▸ Action item:
Any pictures should be dropped; everything else in the records is to be returned exactly.

** Opening Entries provided block **

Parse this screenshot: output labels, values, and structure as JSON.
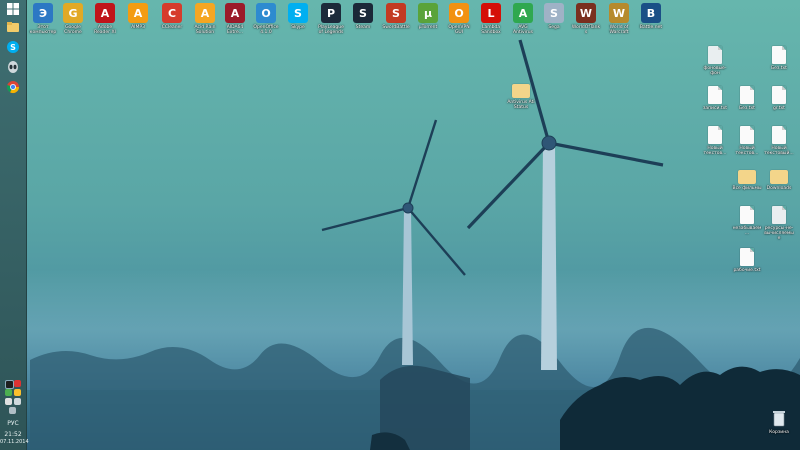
{
  "taskbar": {
    "pinned": [
      {
        "name": "start-button",
        "icon": "windows-logo-icon"
      },
      {
        "name": "explorer",
        "icon": "folder-icon"
      },
      {
        "name": "skype",
        "icon": "skype-icon"
      },
      {
        "name": "alienware",
        "icon": "alien-icon"
      },
      {
        "name": "chrome",
        "icon": "chrome-icon"
      }
    ],
    "language": "РУС",
    "time": "21:52",
    "date": "07.11.2014"
  },
  "desktop_top_row": [
    {
      "label": "Этот компьютер",
      "icon": "computer-icon",
      "color": "#2c78c4"
    },
    {
      "label": "Google Chrome",
      "icon": "chrome-icon",
      "color": "#e2a925"
    },
    {
      "label": "Adobe Reader XI",
      "icon": "acrobat-icon",
      "color": "#c0141b"
    },
    {
      "label": "AIMP3",
      "icon": "aimp-icon",
      "color": "#f39c12"
    },
    {
      "label": "CCleaner",
      "icon": "ccleaner-icon",
      "color": "#d63b2c"
    },
    {
      "label": "Acid Rain Solution",
      "icon": "star-icon",
      "color": "#f5a623"
    },
    {
      "label": "AIDA64 Extre...",
      "icon": "aida64-icon",
      "color": "#9b1b2a"
    },
    {
      "label": "OpenOffice 4.1.0",
      "icon": "openoffice-icon",
      "color": "#2d8bd0"
    },
    {
      "label": "Skype",
      "icon": "skype-icon",
      "color": "#00aff0"
    },
    {
      "label": "PlayLeague of Legends",
      "icon": "lol-icon",
      "color": "#1c2a3a"
    },
    {
      "label": "Steam",
      "icon": "steam-icon",
      "color": "#1b2838"
    },
    {
      "label": "SwordBattle",
      "icon": "game-icon",
      "color": "#c33a22"
    },
    {
      "label": "µTorrent",
      "icon": "utorrent-icon",
      "color": "#5aa33a"
    },
    {
      "label": "OpenVPN GUI",
      "icon": "openvpn-icon",
      "color": "#f29111"
    },
    {
      "label": "Lambda Sandbox",
      "icon": "lastfm-icon",
      "color": "#d51007"
    },
    {
      "label": "AVG Antivirus",
      "icon": "avg-icon",
      "color": "#2fa84f"
    },
    {
      "label": "Sega",
      "icon": "sega-icon",
      "color": "#9fb2c6"
    },
    {
      "label": "WorldOfTanks",
      "icon": "tanks-icon",
      "color": "#7a2f1f"
    },
    {
      "label": "World of Warcraft",
      "icon": "wow-icon",
      "color": "#b68a2c"
    },
    {
      "label": "Battle.net",
      "icon": "battlenet-icon",
      "color": "#1a4f86"
    }
  ],
  "desktop_mid": {
    "label": "Antivirus Ati Status",
    "icon": "folder-icon"
  },
  "desktop_right": [
    {
      "label": "фоновые-фон",
      "icon": "image-file-icon",
      "kind": "image"
    },
    {
      "label": "Без.txt",
      "icon": "text-file-icon",
      "kind": "file"
    },
    {
      "label": "записи.txt",
      "icon": "text-file-icon",
      "kind": "file"
    },
    {
      "label": "Без.txt",
      "icon": "text-file-icon",
      "kind": "file"
    },
    {
      "label": "gr.txt",
      "icon": "text-file-icon",
      "kind": "file"
    },
    {
      "label": "Новый текстов...",
      "icon": "text-file-icon",
      "kind": "file"
    },
    {
      "label": "Новый текстов...",
      "icon": "text-file-icon",
      "kind": "file"
    },
    {
      "label": "Новый текстовый...",
      "icon": "text-file-icon",
      "kind": "file"
    },
    {
      "label": "Все фильмы",
      "icon": "folder-icon",
      "kind": "folder"
    },
    {
      "label": "Downloads",
      "icon": "folder-icon",
      "kind": "folder"
    },
    {
      "label": "незабываем...",
      "icon": "document-icon",
      "kind": "doc"
    },
    {
      "label": "ресурсы-не-вычисляемые",
      "icon": "image-file-icon",
      "kind": "image"
    },
    {
      "label": "рабочие.txt",
      "icon": "text-file-icon",
      "kind": "file"
    }
  ],
  "recycle_bin": {
    "label": "Корзина",
    "icon": "recycle-bin-icon"
  }
}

** Closing Entries provided block **

▸ Task solution:
Parse this screenshot: output labels, values, and structure as JSON.
{
  "taskbar": {
    "pinned": [
      {
        "name": "start-button",
        "icon": "windows-logo-icon"
      },
      {
        "name": "explorer",
        "icon": "folder-icon"
      },
      {
        "name": "skype",
        "icon": "skype-icon"
      },
      {
        "name": "alienware",
        "icon": "alien-icon"
      },
      {
        "name": "chrome",
        "icon": "chrome-icon"
      }
    ],
    "language": "РУС",
    "time": "21:52",
    "date": "07.11.2014"
  },
  "desktop_top_row": [
    {
      "label": "Этот компьютер",
      "icon": "computer-icon",
      "color": "#2c78c4"
    },
    {
      "label": "Google Chrome",
      "icon": "chrome-icon",
      "color": "#e2a925"
    },
    {
      "label": "Adobe Reader XI",
      "icon": "acrobat-icon",
      "color": "#c0141b"
    },
    {
      "label": "AIMP3",
      "icon": "aimp-icon",
      "color": "#f39c12"
    },
    {
      "label": "CCleaner",
      "icon": "ccleaner-icon",
      "color": "#d63b2c"
    },
    {
      "label": "Acid Rain Solution",
      "icon": "star-icon",
      "color": "#f5a623"
    },
    {
      "label": "AIDA64 Extre...",
      "icon": "aida64-icon",
      "color": "#9b1b2a"
    },
    {
      "label": "OpenOffice 4.1.0",
      "icon": "openoffice-icon",
      "color": "#2d8bd0"
    },
    {
      "label": "Skype",
      "icon": "skype-icon",
      "color": "#00aff0"
    },
    {
      "label": "PlayLeague of Legends",
      "icon": "lol-icon",
      "color": "#1c2a3a"
    },
    {
      "label": "Steam",
      "icon": "steam-icon",
      "color": "#1b2838"
    },
    {
      "label": "SwordBattle",
      "icon": "game-icon",
      "color": "#c33a22"
    },
    {
      "label": "µTorrent",
      "icon": "utorrent-icon",
      "color": "#5aa33a"
    },
    {
      "label": "OpenVPN GUI",
      "icon": "openvpn-icon",
      "color": "#f29111"
    },
    {
      "label": "Lambda Sandbox",
      "icon": "lastfm-icon",
      "color": "#d51007"
    },
    {
      "label": "AVG Antivirus",
      "icon": "avg-icon",
      "color": "#2fa84f"
    },
    {
      "label": "Sega",
      "icon": "sega-icon",
      "color": "#9fb2c6"
    },
    {
      "label": "WorldOfTanks",
      "icon": "tanks-icon",
      "color": "#7a2f1f"
    },
    {
      "label": "World of Warcraft",
      "icon": "wow-icon",
      "color": "#b68a2c"
    },
    {
      "label": "Battle.net",
      "icon": "battlenet-icon",
      "color": "#1a4f86"
    }
  ],
  "desktop_mid": {
    "label": "Antivirus Ati Status",
    "icon": "folder-icon"
  },
  "desktop_right": [
    {
      "label": "фоновые-фон",
      "icon": "image-file-icon",
      "kind": "image"
    },
    {
      "label": "Без.txt",
      "icon": "text-file-icon",
      "kind": "file"
    },
    {
      "label": "записи.txt",
      "icon": "text-file-icon",
      "kind": "file"
    },
    {
      "label": "Без.txt",
      "icon": "text-file-icon",
      "kind": "file"
    },
    {
      "label": "gr.txt",
      "icon": "text-file-icon",
      "kind": "file"
    },
    {
      "label": "Новый текстов...",
      "icon": "text-file-icon",
      "kind": "file"
    },
    {
      "label": "Новый текстов...",
      "icon": "text-file-icon",
      "kind": "file"
    },
    {
      "label": "Новый текстовый...",
      "icon": "text-file-icon",
      "kind": "file"
    },
    {
      "label": "Все фильмы",
      "icon": "folder-icon",
      "kind": "folder"
    },
    {
      "label": "Downloads",
      "icon": "folder-icon",
      "kind": "folder"
    },
    {
      "label": "незабываем...",
      "icon": "document-icon",
      "kind": "doc"
    },
    {
      "label": "ресурсы-не-вычисляемые",
      "icon": "image-file-icon",
      "kind": "image"
    },
    {
      "label": "рабочие.txt",
      "icon": "text-file-icon",
      "kind": "file"
    }
  ],
  "recycle_bin": {
    "label": "Корзина",
    "icon": "recycle-bin-icon"
  }
}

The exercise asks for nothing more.